Stored data
_ _ _ _ _ _ _

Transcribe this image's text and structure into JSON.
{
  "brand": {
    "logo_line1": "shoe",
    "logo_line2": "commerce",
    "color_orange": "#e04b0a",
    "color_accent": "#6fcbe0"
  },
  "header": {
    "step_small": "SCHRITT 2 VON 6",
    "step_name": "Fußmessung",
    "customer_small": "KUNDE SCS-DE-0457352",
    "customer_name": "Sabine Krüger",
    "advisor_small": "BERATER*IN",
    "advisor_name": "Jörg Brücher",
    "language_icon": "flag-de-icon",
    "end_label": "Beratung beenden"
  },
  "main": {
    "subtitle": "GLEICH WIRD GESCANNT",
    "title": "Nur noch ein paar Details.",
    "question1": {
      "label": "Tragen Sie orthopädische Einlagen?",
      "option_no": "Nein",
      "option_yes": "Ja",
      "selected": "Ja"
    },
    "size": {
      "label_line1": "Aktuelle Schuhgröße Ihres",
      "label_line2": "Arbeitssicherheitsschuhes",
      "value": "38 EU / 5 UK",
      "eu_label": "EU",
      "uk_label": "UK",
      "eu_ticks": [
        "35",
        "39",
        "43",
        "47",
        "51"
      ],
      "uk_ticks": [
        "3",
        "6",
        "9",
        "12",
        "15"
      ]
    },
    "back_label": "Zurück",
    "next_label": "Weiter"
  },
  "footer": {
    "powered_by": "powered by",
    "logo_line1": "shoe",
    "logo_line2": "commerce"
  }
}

_ _ _ _ _ _ _

▸ **Your objective**:
Keep only those lines of the records that hold "commerce", and return them.

▸ **Final result**:
    "logo_line2": "commerce",
    "logo_line2": "commerce"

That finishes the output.